Task to carry out:
Extract each record and reproduce it exactly.

Saved data entries:
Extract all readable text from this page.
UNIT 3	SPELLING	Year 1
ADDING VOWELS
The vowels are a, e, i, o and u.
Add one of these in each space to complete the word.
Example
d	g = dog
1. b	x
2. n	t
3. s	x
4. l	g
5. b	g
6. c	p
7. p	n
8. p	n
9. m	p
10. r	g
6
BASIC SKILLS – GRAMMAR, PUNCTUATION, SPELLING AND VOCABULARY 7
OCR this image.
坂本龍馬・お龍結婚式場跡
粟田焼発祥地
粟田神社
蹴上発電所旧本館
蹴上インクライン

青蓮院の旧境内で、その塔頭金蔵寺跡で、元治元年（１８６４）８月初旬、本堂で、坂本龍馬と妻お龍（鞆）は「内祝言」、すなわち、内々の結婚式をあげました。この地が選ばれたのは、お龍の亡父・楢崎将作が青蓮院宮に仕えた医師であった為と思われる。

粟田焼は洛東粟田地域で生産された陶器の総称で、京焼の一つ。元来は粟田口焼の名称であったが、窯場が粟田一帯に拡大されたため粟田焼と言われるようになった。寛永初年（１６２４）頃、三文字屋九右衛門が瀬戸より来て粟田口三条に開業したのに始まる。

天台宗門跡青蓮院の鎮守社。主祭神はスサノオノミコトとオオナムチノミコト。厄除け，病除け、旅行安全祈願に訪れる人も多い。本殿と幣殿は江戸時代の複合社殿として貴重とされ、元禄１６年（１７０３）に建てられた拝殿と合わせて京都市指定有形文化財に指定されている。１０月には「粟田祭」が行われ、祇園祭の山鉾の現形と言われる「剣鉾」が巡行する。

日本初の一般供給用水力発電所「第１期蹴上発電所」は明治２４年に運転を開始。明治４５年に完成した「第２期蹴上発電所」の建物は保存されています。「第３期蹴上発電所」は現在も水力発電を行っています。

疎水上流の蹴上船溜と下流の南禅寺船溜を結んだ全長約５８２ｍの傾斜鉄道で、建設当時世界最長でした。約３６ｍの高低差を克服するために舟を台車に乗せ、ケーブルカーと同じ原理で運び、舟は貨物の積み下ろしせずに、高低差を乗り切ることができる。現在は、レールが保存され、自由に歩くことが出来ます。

Written response:
Extract all readable text from this page.
UNIT 3	SPELLING	Year 1
ADDING VOWELS
The vowels are a, e, i, o and u.
Add one of these in each space to complete the word.
Example
d	g = dog
1. b	x
2. n	t
3. s	x
4. l	g
5. b	g
6. c	p
7. p	n
8. p	n
9. m	p
10. r	g
6
BASIC SKILLS – GRAMMAR, PUNCTUATION, SPELLING AND VOCABULARY 7
OCR this image.
坂本龍馬・お龍結婚式場跡
粟田焼発祥地
粟田神社
蹴上発電所旧本館
蹴上インクライン

青蓮院の旧境内で、その塔頭金蔵寺跡で、元治元年（１８６４）８月初旬、本堂で、坂本龍馬と妻お龍（鞆）は「内祝言」、すなわち、内々の結婚式をあげました。この地が選ばれたのは、お龍の亡父・楢崎将作が青蓮院宮に仕えた医師であった為と思われる。

粟田焼は洛東粟田地域で生産された陶器の総称で、京焼の一つ。元来は粟田口焼の名称であったが、窯場が粟田一帯に拡大されたため粟田焼と言われるようになった。寛永初年（１６２４）頃、三文字屋九右衛門が瀬戸より来て粟田口三条に開業したのに始まる。

天台宗門跡青蓮院の鎮守社。主祭神はスサノオノミコトとオオナムチノミコト。厄除け，病除け、旅行安全祈願に訪れる人も多い。本殿と幣殿は江戸時代の複合社殿として貴重とされ、元禄１６年（１７０３）に建てられた拝殿と合わせて京都市指定有形文化財に指定されている。１０月には「粟田祭」が行われ、祇園祭の山鉾の現形と言われる「剣鉾」が巡行する。

日本初の一般供給用水力発電所「第１期蹴上発電所」は明治２４年に運転を開始。明治４５年に完成した「第２期蹴上発電所」の建物は保存されています。「第３期蹴上発電所」は現在も水力発電を行っています。

疎水上流の蹴上船溜と下流の南禅寺船溜を結んだ全長約５８２ｍの傾斜鉄道で、建設当時世界最長でした。約３６ｍの高低差を克服するために舟を台車に乗せ、ケーブルカーと同じ原理で運び、舟は貨物の積み下ろしせずに、高低差を乗り切ることができる。現在は、レールが保存され、自由に歩くことが出来ます。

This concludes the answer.